TASK:
All of the material below is to be retyped exactly.

━━━

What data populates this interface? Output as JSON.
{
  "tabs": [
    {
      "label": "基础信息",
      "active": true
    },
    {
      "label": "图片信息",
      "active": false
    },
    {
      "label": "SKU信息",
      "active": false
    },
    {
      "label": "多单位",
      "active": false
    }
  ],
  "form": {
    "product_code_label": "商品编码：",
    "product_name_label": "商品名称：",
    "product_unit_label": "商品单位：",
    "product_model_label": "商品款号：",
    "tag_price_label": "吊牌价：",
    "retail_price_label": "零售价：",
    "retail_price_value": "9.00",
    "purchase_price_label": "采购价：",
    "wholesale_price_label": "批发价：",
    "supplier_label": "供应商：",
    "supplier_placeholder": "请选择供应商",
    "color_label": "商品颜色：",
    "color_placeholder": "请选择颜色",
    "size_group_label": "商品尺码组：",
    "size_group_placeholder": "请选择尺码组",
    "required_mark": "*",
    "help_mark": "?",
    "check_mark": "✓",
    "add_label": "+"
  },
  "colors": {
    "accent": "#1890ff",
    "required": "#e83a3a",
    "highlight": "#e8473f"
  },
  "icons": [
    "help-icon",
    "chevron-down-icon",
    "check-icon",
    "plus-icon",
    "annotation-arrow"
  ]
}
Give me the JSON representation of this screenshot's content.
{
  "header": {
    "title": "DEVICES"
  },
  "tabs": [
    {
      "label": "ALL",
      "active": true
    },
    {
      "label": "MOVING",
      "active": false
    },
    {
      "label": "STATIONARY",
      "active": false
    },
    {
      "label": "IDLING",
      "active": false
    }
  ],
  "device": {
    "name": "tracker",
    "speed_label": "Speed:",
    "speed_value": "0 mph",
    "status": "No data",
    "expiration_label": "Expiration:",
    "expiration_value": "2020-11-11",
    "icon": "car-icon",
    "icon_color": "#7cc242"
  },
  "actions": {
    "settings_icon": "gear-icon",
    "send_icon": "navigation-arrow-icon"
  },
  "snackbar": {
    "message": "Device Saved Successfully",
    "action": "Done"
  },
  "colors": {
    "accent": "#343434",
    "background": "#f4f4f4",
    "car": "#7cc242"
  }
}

━━━

CORRECT ANSWER:
What data populates this interface? Output as JSON.
{
  "tabs": [
    {
      "label": "基础信息",
      "active": true
    },
    {
      "label": "图片信息",
      "active": false
    },
    {
      "label": "SKU信息",
      "active": false
    },
    {
      "label": "多单位",
      "active": false
    }
  ],
  "form": {
    "product_code_label": "商品编码：",
    "product_name_label": "商品名称：",
    "product_unit_label": "商品单位：",
    "product_model_label": "商品款号：",
    "tag_price_label": "吊牌价：",
    "retail_price_label": "零售价：",
    "retail_price_value": "9.00",
    "purchase_price_label": "采购价：",
    "wholesale_price_label": "批发价：",
    "supplier_label": "供应商：",
    "supplier_placeholder": "请选择供应商",
    "color_label": "商品颜色：",
    "color_placeholder": "请选择颜色",
    "size_group_label": "商品尺码组：",
    "size_group_placeholder": "请选择尺码组",
    "required_mark": "*",
    "help_mark": "?",
    "check_mark": "✓",
    "add_label": "+"
  },
  "colors": {
    "accent": "#1890ff",
    "required": "#e83a3a",
    "highlight": "#e8473f"
  },
  "icons": [
    "help-icon",
    "chevron-down-icon",
    "check-icon",
    "plus-icon",
    "annotation-arrow"
  ]
}
Give me the JSON representation of this screenshot's content.
{
  "header": {
    "title": "DEVICES"
  },
  "tabs": [
    {
      "label": "ALL",
      "active": true
    },
    {
      "label": "MOVING",
      "active": false
    },
    {
      "label": "STATIONARY",
      "active": false
    },
    {
      "label": "IDLING",
      "active": false
    }
  ],
  "device": {
    "name": "tracker",
    "speed_label": "Speed:",
    "speed_value": "0 mph",
    "status": "No data",
    "expiration_label": "Expiration:",
    "expiration_value": "2020-11-11",
    "icon": "car-icon",
    "icon_color": "#7cc242"
  },
  "actions": {
    "settings_icon": "gear-icon",
    "send_icon": "navigation-arrow-icon"
  },
  "snackbar": {
    "message": "Device Saved Successfully",
    "action": "Done"
  },
  "colors": {
    "accent": "#343434",
    "background": "#f4f4f4",
    "car": "#7cc242"
  }
}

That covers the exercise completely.